Task input:
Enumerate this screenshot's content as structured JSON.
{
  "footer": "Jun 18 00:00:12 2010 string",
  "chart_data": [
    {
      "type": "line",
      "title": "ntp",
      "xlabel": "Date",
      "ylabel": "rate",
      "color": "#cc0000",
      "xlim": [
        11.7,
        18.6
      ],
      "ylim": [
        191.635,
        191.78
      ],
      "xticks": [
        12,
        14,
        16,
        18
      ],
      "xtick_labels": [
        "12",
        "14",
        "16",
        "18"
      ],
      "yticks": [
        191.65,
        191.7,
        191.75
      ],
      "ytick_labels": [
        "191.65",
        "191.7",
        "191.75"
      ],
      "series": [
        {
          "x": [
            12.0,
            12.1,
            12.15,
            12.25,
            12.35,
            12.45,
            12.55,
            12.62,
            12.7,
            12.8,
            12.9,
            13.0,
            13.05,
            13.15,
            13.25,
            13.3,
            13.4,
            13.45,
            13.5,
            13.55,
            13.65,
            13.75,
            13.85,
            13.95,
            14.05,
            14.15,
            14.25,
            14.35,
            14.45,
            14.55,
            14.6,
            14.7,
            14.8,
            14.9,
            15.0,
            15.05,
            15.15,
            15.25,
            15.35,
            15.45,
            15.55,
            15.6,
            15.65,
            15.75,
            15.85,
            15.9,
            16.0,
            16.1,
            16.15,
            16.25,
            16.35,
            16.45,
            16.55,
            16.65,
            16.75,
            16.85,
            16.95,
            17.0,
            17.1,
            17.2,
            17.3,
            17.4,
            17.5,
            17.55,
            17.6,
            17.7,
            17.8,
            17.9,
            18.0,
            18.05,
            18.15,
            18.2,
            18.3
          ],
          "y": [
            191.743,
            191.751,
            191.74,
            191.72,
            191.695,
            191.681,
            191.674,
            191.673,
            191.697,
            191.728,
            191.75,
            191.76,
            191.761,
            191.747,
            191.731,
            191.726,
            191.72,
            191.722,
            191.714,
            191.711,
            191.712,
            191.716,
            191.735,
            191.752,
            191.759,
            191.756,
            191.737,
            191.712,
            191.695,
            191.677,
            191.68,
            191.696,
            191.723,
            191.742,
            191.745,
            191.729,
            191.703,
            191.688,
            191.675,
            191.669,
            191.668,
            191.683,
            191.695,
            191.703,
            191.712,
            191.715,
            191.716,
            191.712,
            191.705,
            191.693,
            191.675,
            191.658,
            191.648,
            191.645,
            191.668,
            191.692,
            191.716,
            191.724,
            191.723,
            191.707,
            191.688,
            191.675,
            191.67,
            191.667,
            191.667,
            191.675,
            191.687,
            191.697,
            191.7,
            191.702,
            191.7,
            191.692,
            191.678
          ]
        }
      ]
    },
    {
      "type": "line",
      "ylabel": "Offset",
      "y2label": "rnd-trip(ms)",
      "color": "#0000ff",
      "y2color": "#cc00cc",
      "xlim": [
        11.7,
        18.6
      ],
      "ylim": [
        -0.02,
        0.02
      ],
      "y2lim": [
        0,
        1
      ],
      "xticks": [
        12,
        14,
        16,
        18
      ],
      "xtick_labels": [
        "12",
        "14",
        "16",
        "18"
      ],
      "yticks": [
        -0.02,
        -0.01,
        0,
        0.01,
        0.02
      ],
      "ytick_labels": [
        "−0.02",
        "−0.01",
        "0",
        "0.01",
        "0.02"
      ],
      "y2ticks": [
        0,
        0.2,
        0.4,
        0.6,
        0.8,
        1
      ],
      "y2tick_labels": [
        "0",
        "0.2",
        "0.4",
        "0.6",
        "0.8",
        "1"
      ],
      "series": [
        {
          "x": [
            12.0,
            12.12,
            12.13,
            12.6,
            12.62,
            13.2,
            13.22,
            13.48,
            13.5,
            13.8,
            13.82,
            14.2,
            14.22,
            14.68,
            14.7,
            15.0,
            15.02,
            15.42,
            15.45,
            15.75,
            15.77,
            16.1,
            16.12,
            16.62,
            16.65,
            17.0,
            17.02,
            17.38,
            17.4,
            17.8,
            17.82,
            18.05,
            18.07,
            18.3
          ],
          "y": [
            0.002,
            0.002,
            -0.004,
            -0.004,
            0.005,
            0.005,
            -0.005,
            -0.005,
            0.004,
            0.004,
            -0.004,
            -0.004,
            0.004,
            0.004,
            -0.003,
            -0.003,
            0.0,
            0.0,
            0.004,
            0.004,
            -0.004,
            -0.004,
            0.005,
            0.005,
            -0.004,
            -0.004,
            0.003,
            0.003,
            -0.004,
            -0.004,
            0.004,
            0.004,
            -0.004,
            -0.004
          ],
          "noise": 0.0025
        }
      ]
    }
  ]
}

What is asked: All of the entries above should be written out again exactly.

Exercise output:
Enumerate this screenshot's content as structured JSON.
{
  "footer": "Jun 18 00:00:12 2010 string",
  "chart_data": [
    {
      "type": "line",
      "title": "ntp",
      "xlabel": "Date",
      "ylabel": "rate",
      "color": "#cc0000",
      "xlim": [
        11.7,
        18.6
      ],
      "ylim": [
        191.635,
        191.78
      ],
      "xticks": [
        12,
        14,
        16,
        18
      ],
      "xtick_labels": [
        "12",
        "14",
        "16",
        "18"
      ],
      "yticks": [
        191.65,
        191.7,
        191.75
      ],
      "ytick_labels": [
        "191.65",
        "191.7",
        "191.75"
      ],
      "series": [
        {
          "x": [
            12.0,
            12.1,
            12.15,
            12.25,
            12.35,
            12.45,
            12.55,
            12.62,
            12.7,
            12.8,
            12.9,
            13.0,
            13.05,
            13.15,
            13.25,
            13.3,
            13.4,
            13.45,
            13.5,
            13.55,
            13.65,
            13.75,
            13.85,
            13.95,
            14.05,
            14.15,
            14.25,
            14.35,
            14.45,
            14.55,
            14.6,
            14.7,
            14.8,
            14.9,
            15.0,
            15.05,
            15.15,
            15.25,
            15.35,
            15.45,
            15.55,
            15.6,
            15.65,
            15.75,
            15.85,
            15.9,
            16.0,
            16.1,
            16.15,
            16.25,
            16.35,
            16.45,
            16.55,
            16.65,
            16.75,
            16.85,
            16.95,
            17.0,
            17.1,
            17.2,
            17.3,
            17.4,
            17.5,
            17.55,
            17.6,
            17.7,
            17.8,
            17.9,
            18.0,
            18.05,
            18.15,
            18.2,
            18.3
          ],
          "y": [
            191.743,
            191.751,
            191.74,
            191.72,
            191.695,
            191.681,
            191.674,
            191.673,
            191.697,
            191.728,
            191.75,
            191.76,
            191.761,
            191.747,
            191.731,
            191.726,
            191.72,
            191.722,
            191.714,
            191.711,
            191.712,
            191.716,
            191.735,
            191.752,
            191.759,
            191.756,
            191.737,
            191.712,
            191.695,
            191.677,
            191.68,
            191.696,
            191.723,
            191.742,
            191.745,
            191.729,
            191.703,
            191.688,
            191.675,
            191.669,
            191.668,
            191.683,
            191.695,
            191.703,
            191.712,
            191.715,
            191.716,
            191.712,
            191.705,
            191.693,
            191.675,
            191.658,
            191.648,
            191.645,
            191.668,
            191.692,
            191.716,
            191.724,
            191.723,
            191.707,
            191.688,
            191.675,
            191.67,
            191.667,
            191.667,
            191.675,
            191.687,
            191.697,
            191.7,
            191.702,
            191.7,
            191.692,
            191.678
          ]
        }
      ]
    },
    {
      "type": "line",
      "ylabel": "Offset",
      "y2label": "rnd-trip(ms)",
      "color": "#0000ff",
      "y2color": "#cc00cc",
      "xlim": [
        11.7,
        18.6
      ],
      "ylim": [
        -0.02,
        0.02
      ],
      "y2lim": [
        0,
        1
      ],
      "xticks": [
        12,
        14,
        16,
        18
      ],
      "xtick_labels": [
        "12",
        "14",
        "16",
        "18"
      ],
      "yticks": [
        -0.02,
        -0.01,
        0,
        0.01,
        0.02
      ],
      "ytick_labels": [
        "−0.02",
        "−0.01",
        "0",
        "0.01",
        "0.02"
      ],
      "y2ticks": [
        0,
        0.2,
        0.4,
        0.6,
        0.8,
        1
      ],
      "y2tick_labels": [
        "0",
        "0.2",
        "0.4",
        "0.6",
        "0.8",
        "1"
      ],
      "series": [
        {
          "x": [
            12.0,
            12.12,
            12.13,
            12.6,
            12.62,
            13.2,
            13.22,
            13.48,
            13.5,
            13.8,
            13.82,
            14.2,
            14.22,
            14.68,
            14.7,
            15.0,
            15.02,
            15.42,
            15.45,
            15.75,
            15.77,
            16.1,
            16.12,
            16.62,
            16.65,
            17.0,
            17.02,
            17.38,
            17.4,
            17.8,
            17.82,
            18.05,
            18.07,
            18.3
          ],
          "y": [
            0.002,
            0.002,
            -0.004,
            -0.004,
            0.005,
            0.005,
            -0.005,
            -0.005,
            0.004,
            0.004,
            -0.004,
            -0.004,
            0.004,
            0.004,
            -0.003,
            -0.003,
            0.0,
            0.0,
            0.004,
            0.004,
            -0.004,
            -0.004,
            0.005,
            0.005,
            -0.004,
            -0.004,
            0.003,
            0.003,
            -0.004,
            -0.004,
            0.004,
            0.004,
            -0.004,
            -0.004
          ],
          "noise": 0.0025
        }
      ]
    }
  ]
}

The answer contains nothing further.